▶ **Aim of the exercise**
Keeping every word and mark, copy all of the data.
Start of Task inputs
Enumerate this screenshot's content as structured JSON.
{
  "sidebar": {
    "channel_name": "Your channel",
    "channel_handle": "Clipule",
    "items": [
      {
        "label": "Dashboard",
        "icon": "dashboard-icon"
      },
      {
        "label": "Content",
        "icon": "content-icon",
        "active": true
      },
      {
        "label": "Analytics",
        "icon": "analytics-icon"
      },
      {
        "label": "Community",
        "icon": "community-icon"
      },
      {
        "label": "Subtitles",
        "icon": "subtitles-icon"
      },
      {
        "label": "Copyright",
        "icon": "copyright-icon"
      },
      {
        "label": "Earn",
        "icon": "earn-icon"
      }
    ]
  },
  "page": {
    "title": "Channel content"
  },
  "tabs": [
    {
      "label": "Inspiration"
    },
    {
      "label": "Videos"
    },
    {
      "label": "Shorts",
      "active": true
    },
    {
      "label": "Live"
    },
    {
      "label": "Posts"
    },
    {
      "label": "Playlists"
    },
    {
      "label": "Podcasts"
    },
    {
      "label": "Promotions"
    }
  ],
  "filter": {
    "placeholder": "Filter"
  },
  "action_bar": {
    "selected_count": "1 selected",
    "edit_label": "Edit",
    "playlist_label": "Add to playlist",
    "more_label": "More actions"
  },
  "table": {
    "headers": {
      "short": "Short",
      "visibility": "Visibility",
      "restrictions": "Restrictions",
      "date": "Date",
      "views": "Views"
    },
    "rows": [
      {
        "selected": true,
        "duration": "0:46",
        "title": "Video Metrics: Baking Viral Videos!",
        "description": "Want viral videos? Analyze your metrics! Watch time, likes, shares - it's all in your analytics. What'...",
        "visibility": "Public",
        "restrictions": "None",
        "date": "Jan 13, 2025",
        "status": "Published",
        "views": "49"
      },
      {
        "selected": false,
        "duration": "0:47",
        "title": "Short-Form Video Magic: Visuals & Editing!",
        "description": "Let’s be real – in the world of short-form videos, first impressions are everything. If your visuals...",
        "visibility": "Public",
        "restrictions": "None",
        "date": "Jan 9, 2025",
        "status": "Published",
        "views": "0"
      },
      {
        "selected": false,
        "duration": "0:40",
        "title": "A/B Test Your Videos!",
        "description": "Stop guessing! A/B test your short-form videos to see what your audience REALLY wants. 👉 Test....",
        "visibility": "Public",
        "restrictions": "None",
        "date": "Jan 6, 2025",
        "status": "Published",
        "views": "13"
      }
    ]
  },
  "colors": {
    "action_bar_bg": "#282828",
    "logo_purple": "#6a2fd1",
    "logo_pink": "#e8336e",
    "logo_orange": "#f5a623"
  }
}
End of Task inputs
▶ **Task output**
Enumerate this screenshot's content as structured JSON.
{
  "sidebar": {
    "channel_name": "Your channel",
    "channel_handle": "Clipule",
    "items": [
      {
        "label": "Dashboard",
        "icon": "dashboard-icon"
      },
      {
        "label": "Content",
        "icon": "content-icon",
        "active": true
      },
      {
        "label": "Analytics",
        "icon": "analytics-icon"
      },
      {
        "label": "Community",
        "icon": "community-icon"
      },
      {
        "label": "Subtitles",
        "icon": "subtitles-icon"
      },
      {
        "label": "Copyright",
        "icon": "copyright-icon"
      },
      {
        "label": "Earn",
        "icon": "earn-icon"
      }
    ]
  },
  "page": {
    "title": "Channel content"
  },
  "tabs": [
    {
      "label": "Inspiration"
    },
    {
      "label": "Videos"
    },
    {
      "label": "Shorts",
      "active": true
    },
    {
      "label": "Live"
    },
    {
      "label": "Posts"
    },
    {
      "label": "Playlists"
    },
    {
      "label": "Podcasts"
    },
    {
      "label": "Promotions"
    }
  ],
  "filter": {
    "placeholder": "Filter"
  },
  "action_bar": {
    "selected_count": "1 selected",
    "edit_label": "Edit",
    "playlist_label": "Add to playlist",
    "more_label": "More actions"
  },
  "table": {
    "headers": {
      "short": "Short",
      "visibility": "Visibility",
      "restrictions": "Restrictions",
      "date": "Date",
      "views": "Views"
    },
    "rows": [
      {
        "selected": true,
        "duration": "0:46",
        "title": "Video Metrics: Baking Viral Videos!",
        "description": "Want viral videos? Analyze your metrics! Watch time, likes, shares - it's all in your analytics. What'...",
        "visibility": "Public",
        "restrictions": "None",
        "date": "Jan 13, 2025",
        "status": "Published",
        "views": "49"
      },
      {
        "selected": false,
        "duration": "0:47",
        "title": "Short-Form Video Magic: Visuals & Editing!",
        "description": "Let’s be real – in the world of short-form videos, first impressions are everything. If your visuals...",
        "visibility": "Public",
        "restrictions": "None",
        "date": "Jan 9, 2025",
        "status": "Published",
        "views": "0"
      },
      {
        "selected": false,
        "duration": "0:40",
        "title": "A/B Test Your Videos!",
        "description": "Stop guessing! A/B test your short-form videos to see what your audience REALLY wants. 👉 Test....",
        "visibility": "Public",
        "restrictions": "None",
        "date": "Jan 6, 2025",
        "status": "Published",
        "views": "13"
      }
    ]
  },
  "colors": {
    "action_bar_bg": "#282828",
    "logo_purple": "#6a2fd1",
    "logo_pink": "#e8336e",
    "logo_orange": "#f5a623"
  }
}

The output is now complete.